Saved entries
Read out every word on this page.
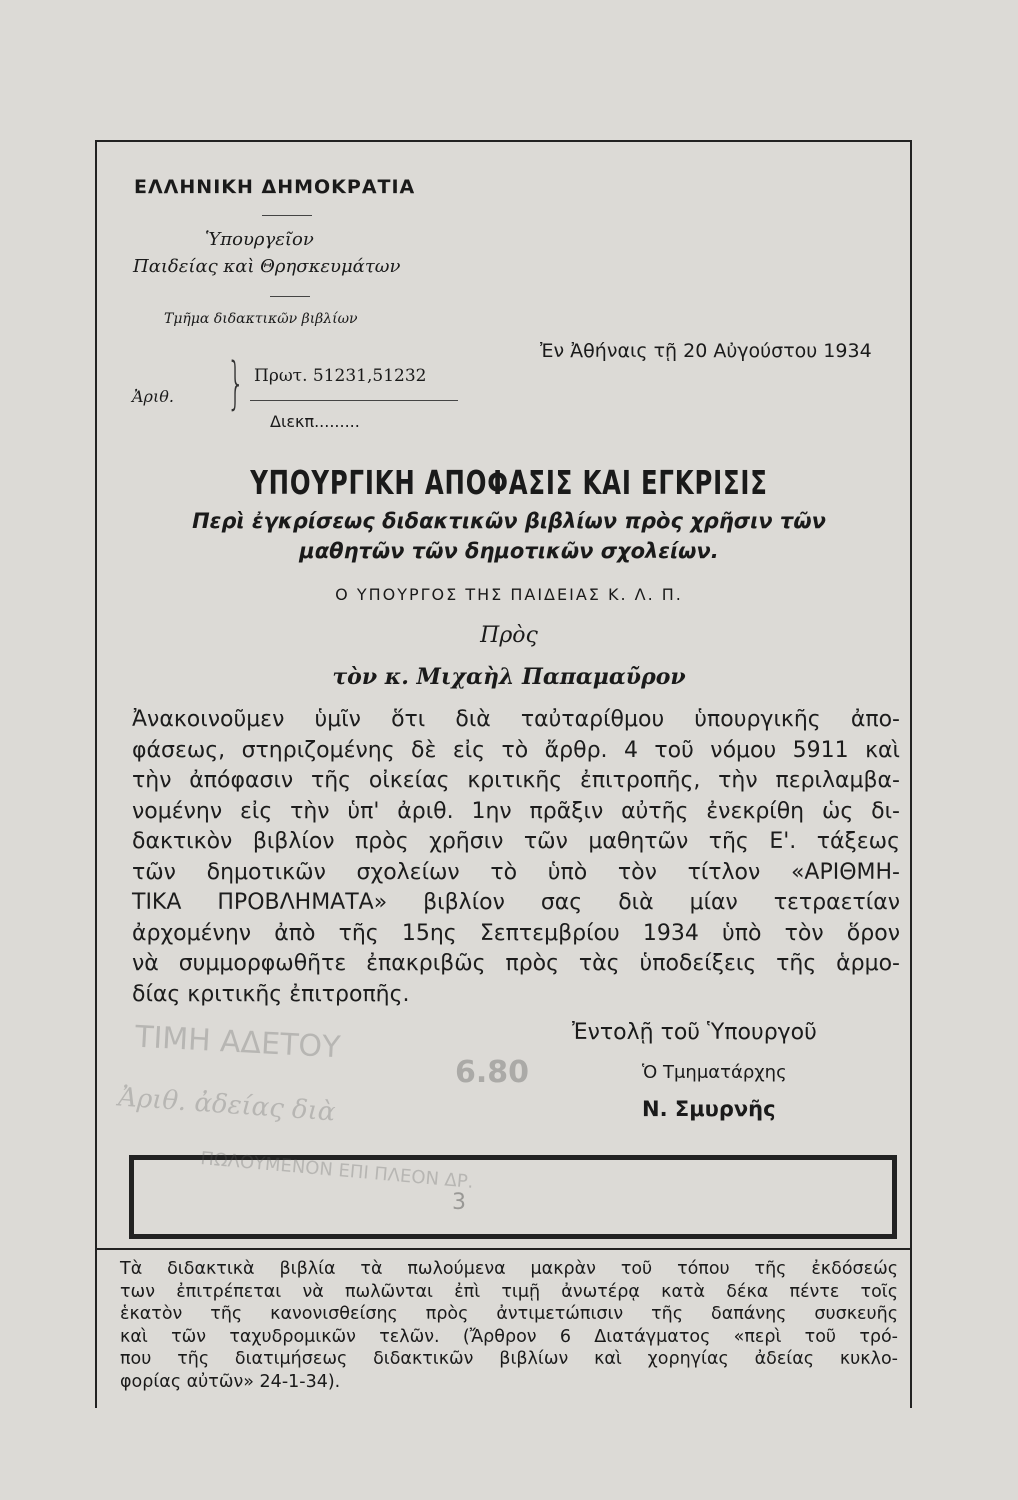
ΕΛΛΗΝΙΚΗ ΔΗΜΟΚΡΑΤΙΑ
Ὑπουργεῖον
Παιδείας καὶ Θρησκευμάτων
Τμῆμα διδακτικῶν βιβλίων
Ἀριθ. } Πρωτ. 51231,51232
Διεκπ.........
Ἐν Ἀθήναις τῇ 20 Αὐγούστου 1934
ΥΠΟΥΡΓΙΚΗ ΑΠΟΦΑΣΙΣ ΚΑΙ ΕΓΚΡΙΣΙΣ
Περὶ ἐγκρίσεως διδακτικῶν βιβλίων πρὸς χρῆσιν τῶν
μαθητῶν τῶν δημοτικῶν σχολείων.
Ο ΥΠΟΥΡΓΟΣ ΤΗΣ ΠΑΙΔΕΙΑΣ Κ. Λ. Π.
Πρὸς
τὸν κ. Μιχαὴλ Παπαμαῦρον
Ἀνακοινοῦμεν ὑμῖν ὅτι διὰ ταὐταρίθμου ὑπουργικῆς ἀπο-
φάσεως, στηριζομένης δὲ εἰς τὸ ἄρθρ. 4 τοῦ νόμου 5911 καὶ
τὴν ἀπόφασιν τῆς οἰκείας κριτικῆς ἐπιτροπῆς, τὴν περιλαμβα-
νομένην εἰς τὴν ὑπ' ἀριθ. 1ην πρᾶξιν αὐτῆς ἐνεκρίθη ὡς δι-
δακτικὸν βιβλίον πρὸς χρῆσιν τῶν μαθητῶν τῆς Ε'. τάξεως
τῶν δημοτικῶν σχολείων τὸ ὑπὸ τὸν τίτλον «ΑΡΙΘΜΗ-
ΤΙΚΑ ΠΡΟΒΛΗΜΑΤΑ» βιβλίον σας διὰ μίαν τετραετίαν
ἀρχομένην ἀπὸ τῆς 15ης Σεπτεμβρίου 1934 ὑπὸ τὸν ὅρον
νὰ συμμορφωθῆτε ἐπακριβῶς πρὸς τὰς ὑποδείξεις τῆς ἁρμο-
δίας κριτικῆς ἐπιτροπῆς.
Ἐντολῇ τοῦ Ὑπουργοῦ
Ὁ Τμηματάρχης
Ν. Σμυρνῆς
ΤΙΜΗ ΑΔΕΤΟΥ
6.80
Ἀριθ. ἀδείας διὰ
ΠΩΛΟΥΜΕΝΟΝ ΕΠΙ ΠΛΕΟΝ ΔΡ.
3
Τὰ διδακτικὰ βιβλία τὰ πωλούμενα μακρὰν τοῦ τόπου τῆς ἐκδόσεώς
των ἐπιτρέπεται νὰ πωλῶνται ἐπὶ τιμῇ ἀνωτέρᾳ κατὰ δέκα πέντε τοῖς
ἑκατὸν τῆς κανονισθείσης πρὸς ἀντιμετώπισιν τῆς δαπάνης συσκευῆς
καὶ τῶν ταχυδρομικῶν τελῶν. (Ἄρθρον 6 Διατάγματος «περὶ τοῦ τρό-
που τῆς διατιμήσεως διδακτικῶν βιβλίων καὶ χορηγίας ἀδείας κυκλο-
φορίας αὐτῶν» 24-1-34).
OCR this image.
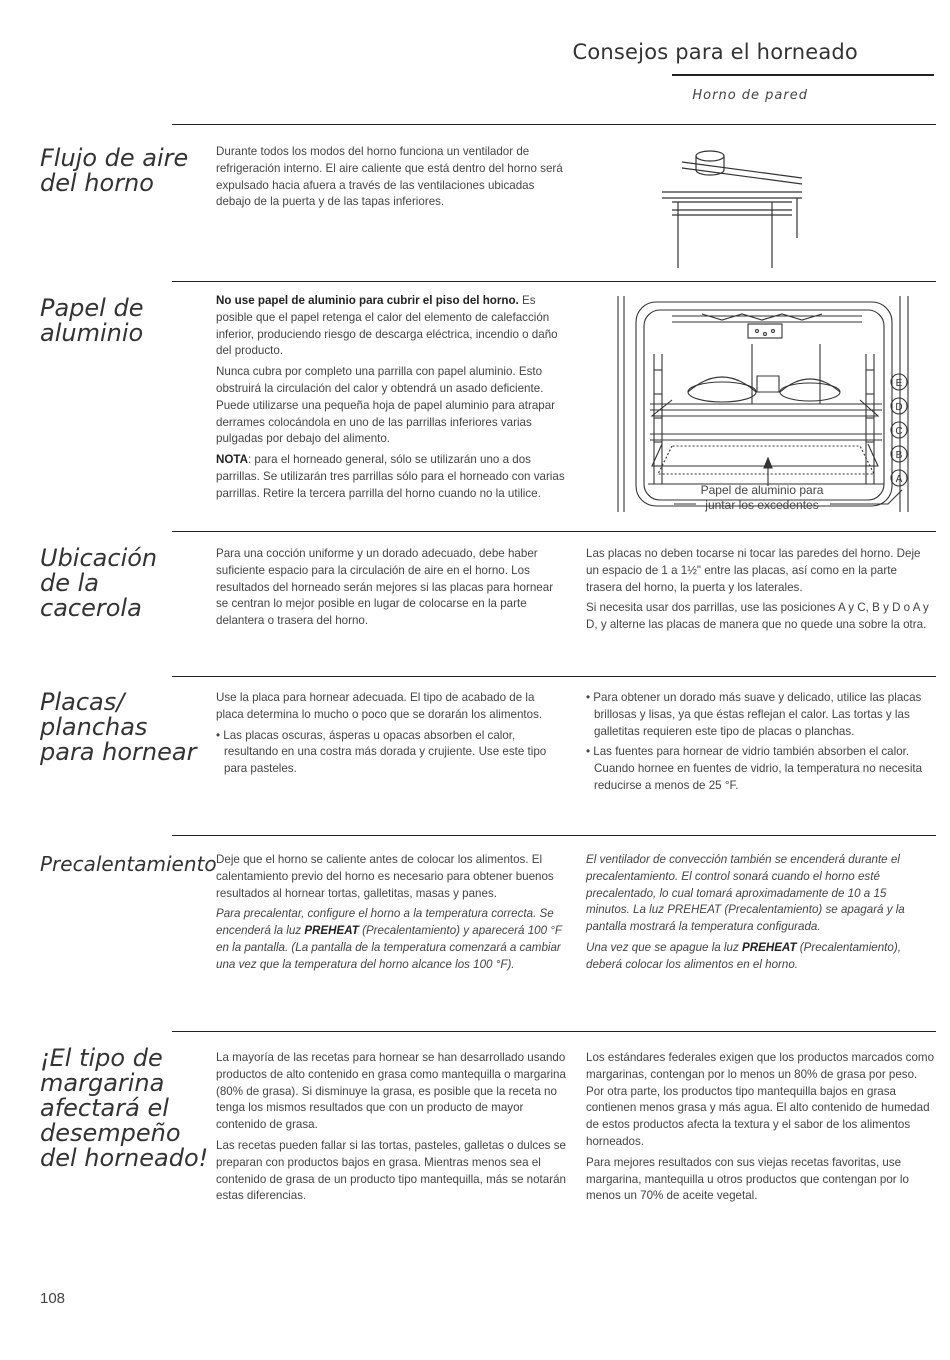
Consejos para el horneado
Horno de pared
Flujo de aire
del horno

Durante todos los modos del horno funciona un ventilador de refrigeración interno. El aire caliente que está dentro del horno será expulsado hacia afuera a través de las ventilaciones ubicadas debajo de la puerta y de las tapas inferiores.

Papel de
aluminio

No use papel de aluminio para cubrir el piso del horno. Es posible que el papel retenga el calor del elemento de calefacción inferior, produciendo riesgo de descarga eléctrica, incendio o daño del producto.

Nunca cubra por completo una parrilla con papel aluminio. Esto obstruirá la circulación del calor y obtendrá un asado deficiente. Puede utilizarse una pequeña hoja de papel aluminio para atrapar derrames colocándola en uno de las parrillas inferiores varias pulgadas por debajo del alimento.

NOTA: para el horneado general, sólo se utilizarán uno a dos parrillas. Se utilizarán tres parrillas sólo para el horneado con varias parrillas. Retire la tercera parrilla del horno cuando no la utilice.

E
D
C
B
A
Papel de aluminio para
juntar los excedentes
Ubicación
de la
cacerola

Para una cocción uniforme y un dorado adecuado, debe haber suficiente espacio para la circulación de aire en el horno. Los resultados del horneado serán mejores si las placas para hornear se centran lo mejor posible en lugar de colocarse en la parte delantera o trasera del horno.

Las placas no deben tocarse ni tocar las paredes del horno. Deje un espacio de 1 a 1½" entre las placas, así como en la parte trasera del horno, la puerta y los laterales.

Si necesita usar dos parrillas, use las posiciones A y C, B y D o A y D, y alterne las placas de manera que no quede una sobre la otra.

Placas/
planchas
para hornear

Use la placa para hornear adecuada. El tipo de acabado de la placa determina lo mucho o poco que se dorarán los alimentos.

• Las placas oscuras, ásperas u opacas absorben el calor, resultando en una costra más dorada y crujiente. Use este tipo para pasteles.

• Para obtener un dorado más suave y delicado, utilice las placas brillosas y lisas, ya que éstas reflejan el calor. Las tortas y las galletitas requieren este tipo de placas o planchas.

• Las fuentes para hornear de vidrio también absorben el calor. Cuando hornee en fuentes de vidrio, la temperatura no necesita reducirse a menos de 25 °F.

Precalentamiento Deje que el horno se caliente antes de colocar los alimentos. El calentamiento previo del horno es necesario para obtener buenos resultados al hornear tortas, galletitas, masas y panes.

Para precalentar, configure el horno a la temperatura correcta. Se encenderá la luz PREHEAT (Precalentamiento) y aparecerá 100 °F en la pantalla. (La pantalla de la temperatura comenzará a cambiar una vez que la temperatura del horno alcance los 100 °F).

El ventilador de convección también se encenderá durante el precalentamiento. El control sonará cuando el horno esté precalentado, lo cual tomará aproximadamente de 10 a 15 minutos. La luz PREHEAT (Precalentamiento) se apagará y la pantalla mostrará la temperatura configurada.

Una vez que se apague la luz PREHEAT (Precalentamiento), deberá colocar los alimentos en el horno.

¡El tipo de
margarina
afectará el
desempeño
del horneado!

La mayoría de las recetas para hornear se han desarrollado usando productos de alto contenido en grasa como mantequilla o margarina (80% de grasa). Si disminuye la grasa, es posible que la receta no tenga los mismos resultados que con un producto de mayor contenido de grasa.

Las recetas pueden fallar si las tortas, pasteles, galletas o dulces se preparan con productos bajos en grasa. Mientras menos sea el contenido de grasa de un producto tipo mantequilla, más se notarán estas diferencias.

Los estándares federales exigen que los productos marcados como margarinas, contengan por lo menos un 80% de grasa por peso. Por otra parte, los productos tipo mantequilla bajos en grasa contienen menos grasa y más agua. El alto contenido de humedad de estos productos afecta la textura y el sabor de los alimentos horneados.

Para mejores resultados con sus viejas recetas favoritas, use margarina, mantequilla u otros productos que contengan por lo menos un 70% de aceite vegetal.

108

■ Stated problem: Search the entries for the word "βιβλίων", then list each line that holds it.

■ Written response:
Τμῆμα διδακτικῶν βιβλίων
Περὶ ἐγκρίσεως διδακτικῶν βιβλίων πρὸς χρῆσιν τῶν
που τῆς διατιμήσεως διδακτικῶν βιβλίων καὶ χορηγίας ἀδείας κυκλο-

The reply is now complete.